**INSTRUCTION**
Give a verbatim copy of the lines below, minus the pictures.

**PROVIDED MATERIAL**

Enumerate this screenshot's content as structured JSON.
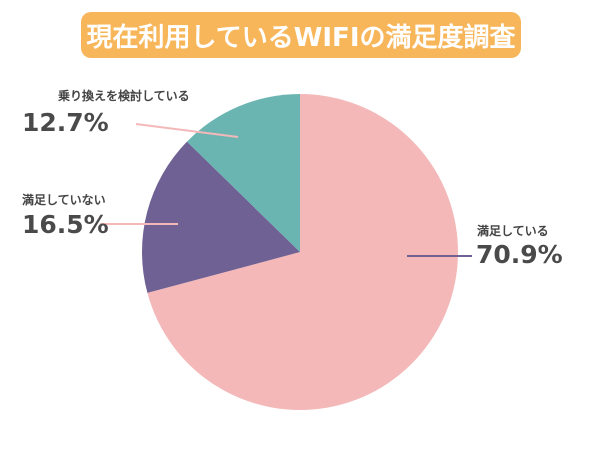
{
  "chart_data": {
    "type": "pie",
    "title": "現在利用しているWIFIの満足度調査",
    "start_angle": "12 o'clock",
    "direction": "clockwise",
    "slices": [
      {
        "label": "満足している",
        "value": 70.9,
        "display": "70.9%",
        "color": "#f4b8b8"
      },
      {
        "label": "満足していない",
        "value": 16.5,
        "display": "16.5%",
        "color": "#6f6193"
      },
      {
        "label": "乗り換えを検討している",
        "value": 12.7,
        "display": "12.7%",
        "color": "#6ab5b2"
      }
    ],
    "title_bg_color": "#f8b65a"
  }
}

**TASK RESULT**
Enumerate this screenshot's content as structured JSON.
{
  "chart_data": {
    "type": "pie",
    "title": "現在利用しているWIFIの満足度調査",
    "start_angle": "12 o'clock",
    "direction": "clockwise",
    "slices": [
      {
        "label": "満足している",
        "value": 70.9,
        "display": "70.9%",
        "color": "#f4b8b8"
      },
      {
        "label": "満足していない",
        "value": 16.5,
        "display": "16.5%",
        "color": "#6f6193"
      },
      {
        "label": "乗り換えを検討している",
        "value": 12.7,
        "display": "12.7%",
        "color": "#6ab5b2"
      }
    ],
    "title_bg_color": "#f8b65a"
  }
}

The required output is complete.